# Task goal
Quote the lines starting at the first one and ending at the one containing "row-label-cell: 1. Dövlət", both included.
- - - -
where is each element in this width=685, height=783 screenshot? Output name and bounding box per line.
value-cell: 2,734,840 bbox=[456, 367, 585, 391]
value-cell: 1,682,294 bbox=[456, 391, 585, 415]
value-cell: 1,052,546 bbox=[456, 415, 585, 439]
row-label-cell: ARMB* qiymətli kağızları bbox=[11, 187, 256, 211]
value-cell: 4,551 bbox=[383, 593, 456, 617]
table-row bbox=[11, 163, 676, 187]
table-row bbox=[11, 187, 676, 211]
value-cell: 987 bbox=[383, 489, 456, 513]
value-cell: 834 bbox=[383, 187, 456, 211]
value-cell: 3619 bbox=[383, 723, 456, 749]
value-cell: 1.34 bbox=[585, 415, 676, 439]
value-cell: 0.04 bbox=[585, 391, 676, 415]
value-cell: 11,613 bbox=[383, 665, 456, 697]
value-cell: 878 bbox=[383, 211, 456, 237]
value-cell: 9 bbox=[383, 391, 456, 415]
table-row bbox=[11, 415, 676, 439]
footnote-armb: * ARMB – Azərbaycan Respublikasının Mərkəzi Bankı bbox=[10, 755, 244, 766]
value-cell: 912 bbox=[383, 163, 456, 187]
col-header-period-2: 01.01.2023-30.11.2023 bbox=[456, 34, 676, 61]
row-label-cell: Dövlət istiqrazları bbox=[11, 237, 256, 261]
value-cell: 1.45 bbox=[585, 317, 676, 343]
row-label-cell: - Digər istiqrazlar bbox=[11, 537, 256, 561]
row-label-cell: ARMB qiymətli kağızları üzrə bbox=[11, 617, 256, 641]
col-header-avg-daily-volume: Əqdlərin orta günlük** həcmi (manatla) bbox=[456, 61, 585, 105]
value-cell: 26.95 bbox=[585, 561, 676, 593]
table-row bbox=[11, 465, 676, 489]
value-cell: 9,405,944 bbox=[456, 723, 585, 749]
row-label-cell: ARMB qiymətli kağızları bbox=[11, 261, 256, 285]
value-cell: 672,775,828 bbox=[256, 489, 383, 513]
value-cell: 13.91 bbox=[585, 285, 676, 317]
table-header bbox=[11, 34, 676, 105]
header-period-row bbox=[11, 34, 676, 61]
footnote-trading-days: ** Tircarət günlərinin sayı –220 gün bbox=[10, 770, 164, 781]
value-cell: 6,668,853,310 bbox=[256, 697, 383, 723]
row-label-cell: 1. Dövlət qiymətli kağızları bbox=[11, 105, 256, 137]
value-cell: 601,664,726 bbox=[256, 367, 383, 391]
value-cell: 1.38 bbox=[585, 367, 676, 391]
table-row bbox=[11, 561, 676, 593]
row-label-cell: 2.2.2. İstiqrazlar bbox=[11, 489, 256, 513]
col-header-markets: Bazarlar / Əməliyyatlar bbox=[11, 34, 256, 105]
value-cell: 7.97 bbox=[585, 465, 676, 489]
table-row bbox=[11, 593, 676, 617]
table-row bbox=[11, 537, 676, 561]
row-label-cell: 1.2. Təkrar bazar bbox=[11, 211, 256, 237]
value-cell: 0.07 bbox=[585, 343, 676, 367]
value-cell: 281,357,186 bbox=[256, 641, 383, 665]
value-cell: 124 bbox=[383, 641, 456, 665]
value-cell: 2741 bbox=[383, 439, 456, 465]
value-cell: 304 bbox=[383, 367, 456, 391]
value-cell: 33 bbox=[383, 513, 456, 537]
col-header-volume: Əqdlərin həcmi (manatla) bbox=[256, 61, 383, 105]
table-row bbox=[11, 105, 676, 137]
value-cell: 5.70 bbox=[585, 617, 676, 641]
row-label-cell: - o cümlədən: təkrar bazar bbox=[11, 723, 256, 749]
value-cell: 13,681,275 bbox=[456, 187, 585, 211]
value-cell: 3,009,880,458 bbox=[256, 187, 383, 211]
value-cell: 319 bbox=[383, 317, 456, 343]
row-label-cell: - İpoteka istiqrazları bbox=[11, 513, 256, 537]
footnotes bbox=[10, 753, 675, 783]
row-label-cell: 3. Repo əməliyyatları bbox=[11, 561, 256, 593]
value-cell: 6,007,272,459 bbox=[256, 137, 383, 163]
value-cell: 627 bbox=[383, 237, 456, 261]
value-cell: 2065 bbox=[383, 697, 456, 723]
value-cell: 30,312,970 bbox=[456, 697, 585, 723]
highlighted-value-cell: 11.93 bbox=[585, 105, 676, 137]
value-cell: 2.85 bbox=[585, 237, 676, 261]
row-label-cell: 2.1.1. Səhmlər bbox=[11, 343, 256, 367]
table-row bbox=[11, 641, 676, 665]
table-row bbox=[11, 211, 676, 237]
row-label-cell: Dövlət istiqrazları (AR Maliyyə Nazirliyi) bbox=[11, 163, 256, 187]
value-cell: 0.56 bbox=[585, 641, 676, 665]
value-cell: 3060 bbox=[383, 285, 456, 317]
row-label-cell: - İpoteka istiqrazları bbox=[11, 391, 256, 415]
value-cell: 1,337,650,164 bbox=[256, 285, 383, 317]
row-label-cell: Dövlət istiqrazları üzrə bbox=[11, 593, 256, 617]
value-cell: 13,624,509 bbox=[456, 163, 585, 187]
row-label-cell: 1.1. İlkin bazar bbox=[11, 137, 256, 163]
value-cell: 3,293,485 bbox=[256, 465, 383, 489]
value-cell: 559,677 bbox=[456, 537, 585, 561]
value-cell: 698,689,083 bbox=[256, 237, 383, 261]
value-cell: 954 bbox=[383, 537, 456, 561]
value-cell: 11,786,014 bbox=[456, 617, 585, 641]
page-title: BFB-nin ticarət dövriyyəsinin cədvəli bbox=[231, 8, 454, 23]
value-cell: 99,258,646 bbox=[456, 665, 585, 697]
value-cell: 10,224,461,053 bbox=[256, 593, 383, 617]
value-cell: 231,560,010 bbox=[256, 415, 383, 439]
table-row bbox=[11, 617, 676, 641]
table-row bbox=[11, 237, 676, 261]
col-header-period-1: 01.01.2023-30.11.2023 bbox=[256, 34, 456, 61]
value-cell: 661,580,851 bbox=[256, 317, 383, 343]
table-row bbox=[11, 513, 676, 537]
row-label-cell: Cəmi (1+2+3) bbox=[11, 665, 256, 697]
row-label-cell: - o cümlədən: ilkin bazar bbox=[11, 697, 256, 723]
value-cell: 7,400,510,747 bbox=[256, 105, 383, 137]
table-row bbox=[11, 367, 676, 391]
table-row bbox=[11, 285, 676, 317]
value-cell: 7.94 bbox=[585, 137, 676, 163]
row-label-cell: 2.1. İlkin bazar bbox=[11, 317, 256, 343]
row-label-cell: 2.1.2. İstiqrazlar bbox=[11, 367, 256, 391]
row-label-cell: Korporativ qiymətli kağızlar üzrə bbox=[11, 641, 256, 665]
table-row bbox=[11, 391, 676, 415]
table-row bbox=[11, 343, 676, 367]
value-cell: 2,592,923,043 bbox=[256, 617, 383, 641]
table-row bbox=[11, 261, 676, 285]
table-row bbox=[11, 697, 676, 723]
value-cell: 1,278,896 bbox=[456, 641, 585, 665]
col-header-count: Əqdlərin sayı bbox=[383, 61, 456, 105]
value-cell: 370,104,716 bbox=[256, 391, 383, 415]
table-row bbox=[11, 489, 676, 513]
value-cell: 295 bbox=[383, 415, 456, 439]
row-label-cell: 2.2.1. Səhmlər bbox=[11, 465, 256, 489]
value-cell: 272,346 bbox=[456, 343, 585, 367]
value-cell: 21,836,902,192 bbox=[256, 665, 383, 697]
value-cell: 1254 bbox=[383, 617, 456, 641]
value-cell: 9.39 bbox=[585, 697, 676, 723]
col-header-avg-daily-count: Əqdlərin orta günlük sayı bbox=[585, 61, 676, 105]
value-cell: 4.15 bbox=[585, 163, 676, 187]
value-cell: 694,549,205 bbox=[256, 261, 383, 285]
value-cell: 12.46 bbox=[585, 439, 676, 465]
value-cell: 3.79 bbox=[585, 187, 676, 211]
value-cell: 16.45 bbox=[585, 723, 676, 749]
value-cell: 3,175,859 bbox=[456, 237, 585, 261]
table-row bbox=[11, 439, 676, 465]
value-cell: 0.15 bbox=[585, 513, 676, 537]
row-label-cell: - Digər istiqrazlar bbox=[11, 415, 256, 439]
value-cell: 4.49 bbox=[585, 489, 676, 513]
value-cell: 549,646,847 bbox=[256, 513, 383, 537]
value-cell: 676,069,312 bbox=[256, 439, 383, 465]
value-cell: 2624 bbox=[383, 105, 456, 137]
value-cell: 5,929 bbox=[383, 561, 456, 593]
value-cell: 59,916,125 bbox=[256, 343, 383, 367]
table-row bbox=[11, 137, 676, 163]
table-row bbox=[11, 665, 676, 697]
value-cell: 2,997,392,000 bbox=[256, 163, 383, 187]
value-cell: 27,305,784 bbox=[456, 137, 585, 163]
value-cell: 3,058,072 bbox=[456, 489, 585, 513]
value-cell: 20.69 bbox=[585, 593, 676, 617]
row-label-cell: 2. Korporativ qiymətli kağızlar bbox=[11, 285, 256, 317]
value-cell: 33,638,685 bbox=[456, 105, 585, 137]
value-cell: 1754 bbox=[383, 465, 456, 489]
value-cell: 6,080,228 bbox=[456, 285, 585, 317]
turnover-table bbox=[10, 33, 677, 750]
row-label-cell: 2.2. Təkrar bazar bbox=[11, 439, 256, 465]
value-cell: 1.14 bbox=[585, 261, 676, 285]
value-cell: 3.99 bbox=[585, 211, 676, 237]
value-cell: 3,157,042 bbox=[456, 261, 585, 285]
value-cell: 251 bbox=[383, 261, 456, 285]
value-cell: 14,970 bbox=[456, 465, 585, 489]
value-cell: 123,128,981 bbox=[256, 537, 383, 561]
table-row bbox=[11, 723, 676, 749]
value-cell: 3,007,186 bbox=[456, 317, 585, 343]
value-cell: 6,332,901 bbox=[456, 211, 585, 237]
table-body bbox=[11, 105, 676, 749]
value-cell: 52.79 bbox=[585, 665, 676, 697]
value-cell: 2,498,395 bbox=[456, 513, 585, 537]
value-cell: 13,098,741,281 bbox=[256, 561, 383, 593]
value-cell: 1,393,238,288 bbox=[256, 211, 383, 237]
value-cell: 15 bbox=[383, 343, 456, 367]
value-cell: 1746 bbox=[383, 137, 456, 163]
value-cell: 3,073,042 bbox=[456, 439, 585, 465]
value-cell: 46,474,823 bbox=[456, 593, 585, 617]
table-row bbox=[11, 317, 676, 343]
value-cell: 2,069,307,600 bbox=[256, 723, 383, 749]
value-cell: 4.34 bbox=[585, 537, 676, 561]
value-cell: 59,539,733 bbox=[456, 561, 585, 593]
- - - -
# Result below
where is each element in this width=685, height=783 screenshot? Output name and bounding box per line.
value-cell: 2,734,840 bbox=[456, 367, 585, 391]
value-cell: 1,682,294 bbox=[456, 391, 585, 415]
value-cell: 1,052,546 bbox=[456, 415, 585, 439]
row-label-cell: ARMB* qiymətli kağızları bbox=[11, 187, 256, 211]
value-cell: 4,551 bbox=[383, 593, 456, 617]
table-row bbox=[11, 163, 676, 187]
table-row bbox=[11, 187, 676, 211]
value-cell: 987 bbox=[383, 489, 456, 513]
value-cell: 834 bbox=[383, 187, 456, 211]
value-cell: 3619 bbox=[383, 723, 456, 749]
value-cell: 1.34 bbox=[585, 415, 676, 439]
value-cell: 0.04 bbox=[585, 391, 676, 415]
value-cell: 11,613 bbox=[383, 665, 456, 697]
value-cell: 878 bbox=[383, 211, 456, 237]
value-cell: 9 bbox=[383, 391, 456, 415]
table-row bbox=[11, 415, 676, 439]
footnote-armb: * ARMB – Azərbaycan Respublikasının Mərkəzi Bankı bbox=[10, 755, 244, 766]
value-cell: 912 bbox=[383, 163, 456, 187]
col-header-period-2: 01.01.2023-30.11.2023 bbox=[456, 34, 676, 61]
row-label-cell: Dövlət istiqrazları bbox=[11, 237, 256, 261]
value-cell: 1.45 bbox=[585, 317, 676, 343]
row-label-cell: - Digər istiqrazlar bbox=[11, 537, 256, 561]
row-label-cell: ARMB qiymətli kağızları üzrə bbox=[11, 617, 256, 641]
col-header-avg-daily-volume: Əqdlərin orta günlük** həcmi (manatla) bbox=[456, 61, 585, 105]
value-cell: 26.95 bbox=[585, 561, 676, 593]
table-row bbox=[11, 465, 676, 489]
value-cell: 9,405,944 bbox=[456, 723, 585, 749]
row-label-cell: ARMB qiymətli kağızları bbox=[11, 261, 256, 285]
value-cell: 672,775,828 bbox=[256, 489, 383, 513]
value-cell: 13.91 bbox=[585, 285, 676, 317]
table-header bbox=[11, 34, 676, 105]
header-period-row bbox=[11, 34, 676, 61]
footnote-trading-days: ** Tircarət günlərinin sayı –220 gün bbox=[10, 770, 164, 781]
value-cell: 6,668,853,310 bbox=[256, 697, 383, 723]
row-label-cell: 1. Dövlət qiymətli kağızları bbox=[11, 105, 256, 137]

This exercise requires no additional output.